Output every line of the data exactly as it appears.
►
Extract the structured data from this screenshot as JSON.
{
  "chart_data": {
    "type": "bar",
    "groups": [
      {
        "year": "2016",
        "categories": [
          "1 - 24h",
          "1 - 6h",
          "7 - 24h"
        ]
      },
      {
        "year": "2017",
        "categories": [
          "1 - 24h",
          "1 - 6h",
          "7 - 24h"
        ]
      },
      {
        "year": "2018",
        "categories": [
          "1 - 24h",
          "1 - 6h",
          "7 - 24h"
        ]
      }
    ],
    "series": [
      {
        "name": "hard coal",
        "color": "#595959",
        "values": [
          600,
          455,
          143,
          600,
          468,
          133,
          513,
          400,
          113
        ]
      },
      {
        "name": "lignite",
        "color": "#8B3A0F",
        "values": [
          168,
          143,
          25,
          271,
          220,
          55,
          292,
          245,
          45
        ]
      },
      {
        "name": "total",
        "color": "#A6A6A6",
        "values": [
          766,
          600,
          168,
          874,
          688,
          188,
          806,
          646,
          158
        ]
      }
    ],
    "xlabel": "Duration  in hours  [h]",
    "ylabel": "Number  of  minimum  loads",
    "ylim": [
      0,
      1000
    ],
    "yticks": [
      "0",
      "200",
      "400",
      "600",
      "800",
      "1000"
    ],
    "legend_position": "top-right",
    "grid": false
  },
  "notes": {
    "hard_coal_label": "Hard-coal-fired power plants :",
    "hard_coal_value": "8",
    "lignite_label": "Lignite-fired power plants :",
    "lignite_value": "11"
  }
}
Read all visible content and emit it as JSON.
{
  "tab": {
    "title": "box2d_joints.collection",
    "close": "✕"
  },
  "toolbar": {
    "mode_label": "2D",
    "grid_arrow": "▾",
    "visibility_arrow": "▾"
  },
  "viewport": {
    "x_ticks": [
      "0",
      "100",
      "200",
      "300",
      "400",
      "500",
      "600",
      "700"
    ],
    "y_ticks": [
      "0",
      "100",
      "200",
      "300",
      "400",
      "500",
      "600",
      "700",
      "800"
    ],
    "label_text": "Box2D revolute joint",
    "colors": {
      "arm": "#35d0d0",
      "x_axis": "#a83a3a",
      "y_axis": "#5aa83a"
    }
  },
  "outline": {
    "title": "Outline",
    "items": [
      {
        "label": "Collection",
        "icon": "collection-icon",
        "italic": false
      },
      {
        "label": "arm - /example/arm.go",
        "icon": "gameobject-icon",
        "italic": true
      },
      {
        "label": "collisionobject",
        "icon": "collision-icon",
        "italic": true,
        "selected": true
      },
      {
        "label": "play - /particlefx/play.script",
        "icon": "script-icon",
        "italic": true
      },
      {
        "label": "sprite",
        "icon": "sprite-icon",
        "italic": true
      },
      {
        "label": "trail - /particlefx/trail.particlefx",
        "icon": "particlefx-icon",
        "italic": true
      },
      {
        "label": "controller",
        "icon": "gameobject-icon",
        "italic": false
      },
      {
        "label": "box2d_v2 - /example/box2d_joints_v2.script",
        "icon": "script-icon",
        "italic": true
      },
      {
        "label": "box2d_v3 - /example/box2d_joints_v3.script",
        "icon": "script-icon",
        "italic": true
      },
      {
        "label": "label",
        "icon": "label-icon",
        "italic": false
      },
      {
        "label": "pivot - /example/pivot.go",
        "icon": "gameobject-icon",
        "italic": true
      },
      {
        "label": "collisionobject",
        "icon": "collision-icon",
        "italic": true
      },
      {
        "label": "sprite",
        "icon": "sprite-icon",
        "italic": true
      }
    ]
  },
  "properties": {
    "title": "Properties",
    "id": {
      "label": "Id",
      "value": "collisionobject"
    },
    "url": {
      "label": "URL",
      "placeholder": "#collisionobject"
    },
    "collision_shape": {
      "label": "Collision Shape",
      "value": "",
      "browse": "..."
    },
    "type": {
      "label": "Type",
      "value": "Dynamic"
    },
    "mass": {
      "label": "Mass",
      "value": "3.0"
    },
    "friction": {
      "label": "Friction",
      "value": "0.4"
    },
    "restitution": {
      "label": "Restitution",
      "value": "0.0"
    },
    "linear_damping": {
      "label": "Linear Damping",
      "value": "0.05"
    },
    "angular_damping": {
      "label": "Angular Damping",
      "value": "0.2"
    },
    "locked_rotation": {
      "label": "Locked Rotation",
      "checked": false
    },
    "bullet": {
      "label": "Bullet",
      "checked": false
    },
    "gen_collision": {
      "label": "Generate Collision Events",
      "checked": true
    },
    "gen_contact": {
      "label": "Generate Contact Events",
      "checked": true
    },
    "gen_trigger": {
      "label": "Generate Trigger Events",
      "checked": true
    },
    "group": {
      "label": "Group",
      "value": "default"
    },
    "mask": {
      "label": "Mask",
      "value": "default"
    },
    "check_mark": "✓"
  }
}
◄
**Task response:**
Extract the structured data from this screenshot as JSON.
{
  "chart_data": {
    "type": "bar",
    "groups": [
      {
        "year": "2016",
        "categories": [
          "1 - 24h",
          "1 - 6h",
          "7 - 24h"
        ]
      },
      {
        "year": "2017",
        "categories": [
          "1 - 24h",
          "1 - 6h",
          "7 - 24h"
        ]
      },
      {
        "year": "2018",
        "categories": [
          "1 - 24h",
          "1 - 6h",
          "7 - 24h"
        ]
      }
    ],
    "series": [
      {
        "name": "hard coal",
        "color": "#595959",
        "values": [
          600,
          455,
          143,
          600,
          468,
          133,
          513,
          400,
          113
        ]
      },
      {
        "name": "lignite",
        "color": "#8B3A0F",
        "values": [
          168,
          143,
          25,
          271,
          220,
          55,
          292,
          245,
          45
        ]
      },
      {
        "name": "total",
        "color": "#A6A6A6",
        "values": [
          766,
          600,
          168,
          874,
          688,
          188,
          806,
          646,
          158
        ]
      }
    ],
    "xlabel": "Duration  in hours  [h]",
    "ylabel": "Number  of  minimum  loads",
    "ylim": [
      0,
      1000
    ],
    "yticks": [
      "0",
      "200",
      "400",
      "600",
      "800",
      "1000"
    ],
    "legend_position": "top-right",
    "grid": false
  },
  "notes": {
    "hard_coal_label": "Hard-coal-fired power plants :",
    "hard_coal_value": "8",
    "lignite_label": "Lignite-fired power plants :",
    "lignite_value": "11"
  }
}
Read all visible content and emit it as JSON.
{
  "tab": {
    "title": "box2d_joints.collection",
    "close": "✕"
  },
  "toolbar": {
    "mode_label": "2D",
    "grid_arrow": "▾",
    "visibility_arrow": "▾"
  },
  "viewport": {
    "x_ticks": [
      "0",
      "100",
      "200",
      "300",
      "400",
      "500",
      "600",
      "700"
    ],
    "y_ticks": [
      "0",
      "100",
      "200",
      "300",
      "400",
      "500",
      "600",
      "700",
      "800"
    ],
    "label_text": "Box2D revolute joint",
    "colors": {
      "arm": "#35d0d0",
      "x_axis": "#a83a3a",
      "y_axis": "#5aa83a"
    }
  },
  "outline": {
    "title": "Outline",
    "items": [
      {
        "label": "Collection",
        "icon": "collection-icon",
        "italic": false
      },
      {
        "label": "arm - /example/arm.go",
        "icon": "gameobject-icon",
        "italic": true
      },
      {
        "label": "collisionobject",
        "icon": "collision-icon",
        "italic": true,
        "selected": true
      },
      {
        "label": "play - /particlefx/play.script",
        "icon": "script-icon",
        "italic": true
      },
      {
        "label": "sprite",
        "icon": "sprite-icon",
        "italic": true
      },
      {
        "label": "trail - /particlefx/trail.particlefx",
        "icon": "particlefx-icon",
        "italic": true
      },
      {
        "label": "controller",
        "icon": "gameobject-icon",
        "italic": false
      },
      {
        "label": "box2d_v2 - /example/box2d_joints_v2.script",
        "icon": "script-icon",
        "italic": true
      },
      {
        "label": "box2d_v3 - /example/box2d_joints_v3.script",
        "icon": "script-icon",
        "italic": true
      },
      {
        "label": "label",
        "icon": "label-icon",
        "italic": false
      },
      {
        "label": "pivot - /example/pivot.go",
        "icon": "gameobject-icon",
        "italic": true
      },
      {
        "label": "collisionobject",
        "icon": "collision-icon",
        "italic": true
      },
      {
        "label": "sprite",
        "icon": "sprite-icon",
        "italic": true
      }
    ]
  },
  "properties": {
    "title": "Properties",
    "id": {
      "label": "Id",
      "value": "collisionobject"
    },
    "url": {
      "label": "URL",
      "placeholder": "#collisionobject"
    },
    "collision_shape": {
      "label": "Collision Shape",
      "value": "",
      "browse": "..."
    },
    "type": {
      "label": "Type",
      "value": "Dynamic"
    },
    "mass": {
      "label": "Mass",
      "value": "3.0"
    },
    "friction": {
      "label": "Friction",
      "value": "0.4"
    },
    "restitution": {
      "label": "Restitution",
      "value": "0.0"
    },
    "linear_damping": {
      "label": "Linear Damping",
      "value": "0.05"
    },
    "angular_damping": {
      "label": "Angular Damping",
      "value": "0.2"
    },
    "locked_rotation": {
      "label": "Locked Rotation",
      "checked": false
    },
    "bullet": {
      "label": "Bullet",
      "checked": false
    },
    "gen_collision": {
      "label": "Generate Collision Events",
      "checked": true
    },
    "gen_contact": {
      "label": "Generate Contact Events",
      "checked": true
    },
    "gen_trigger": {
      "label": "Generate Trigger Events",
      "checked": true
    },
    "group": {
      "label": "Group",
      "value": "default"
    },
    "mask": {
      "label": "Mask",
      "value": "default"
    },
    "check_mark": "✓"
  }
}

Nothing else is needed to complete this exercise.